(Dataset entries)
┌──

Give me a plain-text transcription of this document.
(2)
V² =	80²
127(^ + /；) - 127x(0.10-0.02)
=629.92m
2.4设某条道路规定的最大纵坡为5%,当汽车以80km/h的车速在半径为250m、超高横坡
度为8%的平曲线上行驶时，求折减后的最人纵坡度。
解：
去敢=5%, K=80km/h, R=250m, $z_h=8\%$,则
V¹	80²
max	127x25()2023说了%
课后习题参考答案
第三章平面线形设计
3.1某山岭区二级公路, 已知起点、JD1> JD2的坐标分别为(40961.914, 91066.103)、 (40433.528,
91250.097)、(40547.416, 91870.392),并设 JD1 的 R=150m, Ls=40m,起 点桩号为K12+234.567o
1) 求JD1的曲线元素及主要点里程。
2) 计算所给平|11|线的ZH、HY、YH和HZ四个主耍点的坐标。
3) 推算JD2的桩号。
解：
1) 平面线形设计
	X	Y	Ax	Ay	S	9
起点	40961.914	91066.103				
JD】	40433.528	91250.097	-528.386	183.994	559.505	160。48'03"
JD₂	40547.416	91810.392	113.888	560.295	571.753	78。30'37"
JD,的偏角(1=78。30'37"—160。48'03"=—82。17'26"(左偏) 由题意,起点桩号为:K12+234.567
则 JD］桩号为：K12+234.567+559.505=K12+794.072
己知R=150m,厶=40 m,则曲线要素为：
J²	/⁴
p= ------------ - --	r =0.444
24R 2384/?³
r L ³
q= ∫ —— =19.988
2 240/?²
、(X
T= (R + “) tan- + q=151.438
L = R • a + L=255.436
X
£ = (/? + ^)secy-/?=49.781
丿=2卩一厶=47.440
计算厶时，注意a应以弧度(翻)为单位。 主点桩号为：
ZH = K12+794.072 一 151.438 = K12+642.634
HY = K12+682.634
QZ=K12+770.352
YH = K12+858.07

└──
┌──

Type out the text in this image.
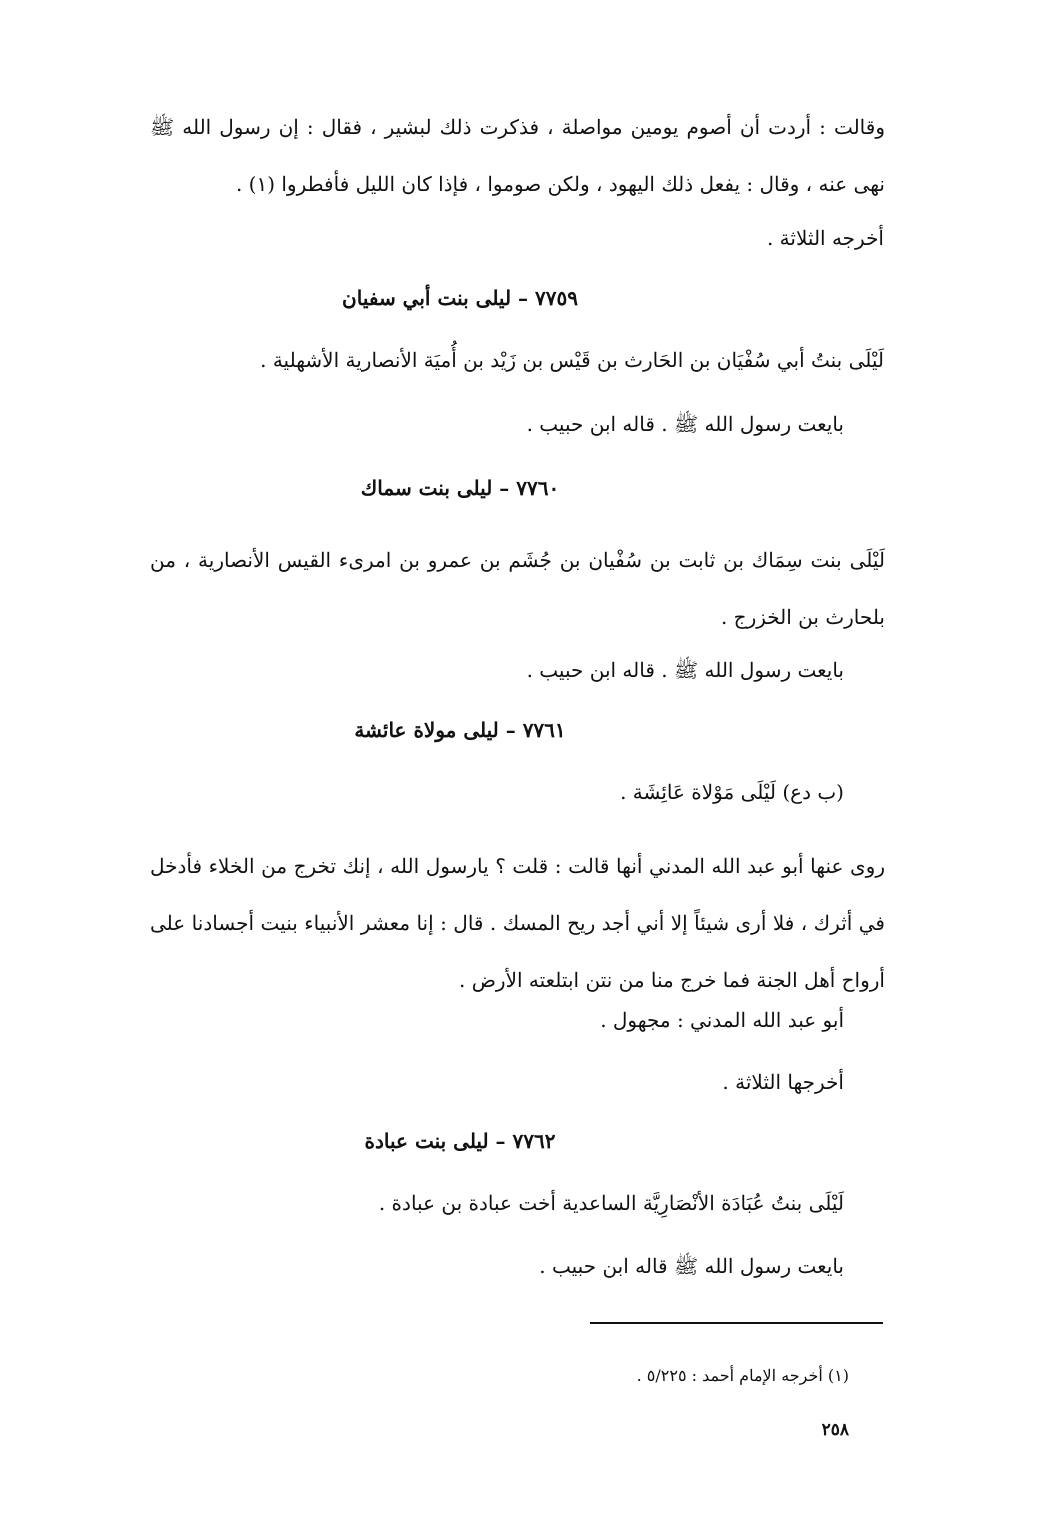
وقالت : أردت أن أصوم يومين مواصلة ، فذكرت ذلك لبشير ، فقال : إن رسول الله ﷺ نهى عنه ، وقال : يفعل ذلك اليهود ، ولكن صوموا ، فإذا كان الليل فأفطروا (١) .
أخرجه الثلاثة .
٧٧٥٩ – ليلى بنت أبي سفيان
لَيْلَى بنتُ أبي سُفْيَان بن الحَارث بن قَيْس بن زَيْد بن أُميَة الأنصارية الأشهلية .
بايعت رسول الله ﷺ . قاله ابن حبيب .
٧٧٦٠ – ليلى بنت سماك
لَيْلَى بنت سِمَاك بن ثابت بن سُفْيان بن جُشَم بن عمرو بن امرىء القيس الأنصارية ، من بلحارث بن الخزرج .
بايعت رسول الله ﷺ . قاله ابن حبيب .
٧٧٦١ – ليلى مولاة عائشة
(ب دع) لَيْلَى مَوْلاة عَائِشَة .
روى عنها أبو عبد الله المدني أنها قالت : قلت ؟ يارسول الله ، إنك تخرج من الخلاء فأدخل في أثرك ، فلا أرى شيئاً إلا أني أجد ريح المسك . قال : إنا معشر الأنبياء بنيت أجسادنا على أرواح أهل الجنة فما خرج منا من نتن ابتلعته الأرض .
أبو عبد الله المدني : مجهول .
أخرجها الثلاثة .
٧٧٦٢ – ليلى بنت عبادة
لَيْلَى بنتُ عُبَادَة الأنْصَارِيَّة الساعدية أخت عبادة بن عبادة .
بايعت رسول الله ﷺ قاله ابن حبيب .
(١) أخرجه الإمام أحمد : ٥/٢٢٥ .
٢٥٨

└──
┌──

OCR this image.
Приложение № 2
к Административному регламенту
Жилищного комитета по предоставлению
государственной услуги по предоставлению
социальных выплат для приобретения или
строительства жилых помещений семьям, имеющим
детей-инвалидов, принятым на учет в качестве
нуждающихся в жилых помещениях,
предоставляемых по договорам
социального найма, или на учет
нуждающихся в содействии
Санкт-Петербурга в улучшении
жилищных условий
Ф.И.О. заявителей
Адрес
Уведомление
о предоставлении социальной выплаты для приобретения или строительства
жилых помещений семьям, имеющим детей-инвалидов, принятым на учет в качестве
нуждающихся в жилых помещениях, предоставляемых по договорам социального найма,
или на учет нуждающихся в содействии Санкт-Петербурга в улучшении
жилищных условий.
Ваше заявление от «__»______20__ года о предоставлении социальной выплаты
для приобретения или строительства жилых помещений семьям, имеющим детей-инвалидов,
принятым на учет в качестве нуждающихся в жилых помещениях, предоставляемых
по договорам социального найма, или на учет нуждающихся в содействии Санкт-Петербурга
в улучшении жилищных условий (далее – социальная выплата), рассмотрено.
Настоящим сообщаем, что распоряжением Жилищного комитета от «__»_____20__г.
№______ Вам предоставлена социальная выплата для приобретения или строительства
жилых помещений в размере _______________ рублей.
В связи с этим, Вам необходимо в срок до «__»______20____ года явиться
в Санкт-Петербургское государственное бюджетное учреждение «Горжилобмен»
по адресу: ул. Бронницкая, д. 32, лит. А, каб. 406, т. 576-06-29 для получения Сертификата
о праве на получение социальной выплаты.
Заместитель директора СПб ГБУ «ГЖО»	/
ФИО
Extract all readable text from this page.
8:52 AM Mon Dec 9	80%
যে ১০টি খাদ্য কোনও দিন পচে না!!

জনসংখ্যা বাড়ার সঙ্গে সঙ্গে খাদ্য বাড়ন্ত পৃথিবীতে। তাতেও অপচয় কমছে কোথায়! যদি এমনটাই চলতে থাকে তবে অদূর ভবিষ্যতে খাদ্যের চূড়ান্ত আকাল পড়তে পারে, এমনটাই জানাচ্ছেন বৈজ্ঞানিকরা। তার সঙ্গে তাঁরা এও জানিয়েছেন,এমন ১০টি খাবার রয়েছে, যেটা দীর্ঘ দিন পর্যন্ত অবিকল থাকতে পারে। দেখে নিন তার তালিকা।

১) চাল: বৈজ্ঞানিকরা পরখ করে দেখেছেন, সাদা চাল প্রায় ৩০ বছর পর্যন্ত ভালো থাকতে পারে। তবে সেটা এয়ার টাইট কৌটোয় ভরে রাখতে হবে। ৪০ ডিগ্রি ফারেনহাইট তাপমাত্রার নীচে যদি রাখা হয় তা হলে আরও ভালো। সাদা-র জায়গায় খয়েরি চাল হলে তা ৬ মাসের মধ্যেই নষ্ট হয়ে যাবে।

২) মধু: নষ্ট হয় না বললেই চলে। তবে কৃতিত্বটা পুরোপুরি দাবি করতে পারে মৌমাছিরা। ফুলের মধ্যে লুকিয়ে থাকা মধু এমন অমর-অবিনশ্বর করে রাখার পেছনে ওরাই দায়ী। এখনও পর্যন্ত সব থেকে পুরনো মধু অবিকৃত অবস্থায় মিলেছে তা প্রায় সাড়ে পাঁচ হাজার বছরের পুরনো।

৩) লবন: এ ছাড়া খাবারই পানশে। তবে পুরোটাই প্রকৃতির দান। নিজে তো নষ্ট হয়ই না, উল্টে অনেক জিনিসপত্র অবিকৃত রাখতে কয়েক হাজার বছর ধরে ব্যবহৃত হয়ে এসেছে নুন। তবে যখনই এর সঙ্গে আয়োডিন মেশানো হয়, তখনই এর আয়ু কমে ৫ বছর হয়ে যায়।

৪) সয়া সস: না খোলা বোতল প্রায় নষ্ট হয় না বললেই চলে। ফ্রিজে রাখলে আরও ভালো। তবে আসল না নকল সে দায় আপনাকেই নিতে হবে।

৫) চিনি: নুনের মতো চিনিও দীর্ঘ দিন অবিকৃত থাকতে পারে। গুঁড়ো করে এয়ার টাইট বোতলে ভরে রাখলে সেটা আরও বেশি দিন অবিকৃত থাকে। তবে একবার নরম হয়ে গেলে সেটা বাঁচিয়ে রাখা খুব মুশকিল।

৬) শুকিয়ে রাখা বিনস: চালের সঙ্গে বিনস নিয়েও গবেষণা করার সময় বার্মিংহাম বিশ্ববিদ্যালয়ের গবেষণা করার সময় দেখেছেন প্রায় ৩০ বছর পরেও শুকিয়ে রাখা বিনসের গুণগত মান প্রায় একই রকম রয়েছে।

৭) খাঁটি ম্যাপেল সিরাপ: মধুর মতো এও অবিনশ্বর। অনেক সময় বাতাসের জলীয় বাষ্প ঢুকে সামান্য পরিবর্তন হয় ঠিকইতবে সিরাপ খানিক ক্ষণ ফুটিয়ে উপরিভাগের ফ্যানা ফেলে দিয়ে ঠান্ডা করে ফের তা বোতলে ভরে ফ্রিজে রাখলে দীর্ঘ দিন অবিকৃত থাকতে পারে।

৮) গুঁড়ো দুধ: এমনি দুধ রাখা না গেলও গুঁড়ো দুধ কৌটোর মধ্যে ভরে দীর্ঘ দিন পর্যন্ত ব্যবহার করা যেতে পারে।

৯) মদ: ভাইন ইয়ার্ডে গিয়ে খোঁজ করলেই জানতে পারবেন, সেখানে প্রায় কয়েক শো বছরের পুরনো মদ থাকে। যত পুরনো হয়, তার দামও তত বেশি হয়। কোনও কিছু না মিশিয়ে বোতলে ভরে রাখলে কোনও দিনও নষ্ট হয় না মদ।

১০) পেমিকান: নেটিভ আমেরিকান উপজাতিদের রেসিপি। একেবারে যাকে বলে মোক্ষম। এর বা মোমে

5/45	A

└──

Search the lines above for the string "ليلى" and copy each line that has it.

٧٧٥٩ – ليلى بنت أبي سفيان
٧٧٦٠ – ليلى بنت سماك
٧٧٦١ – ليلى مولاة عائشة
٧٧٦٢ – ليلى بنت عبادة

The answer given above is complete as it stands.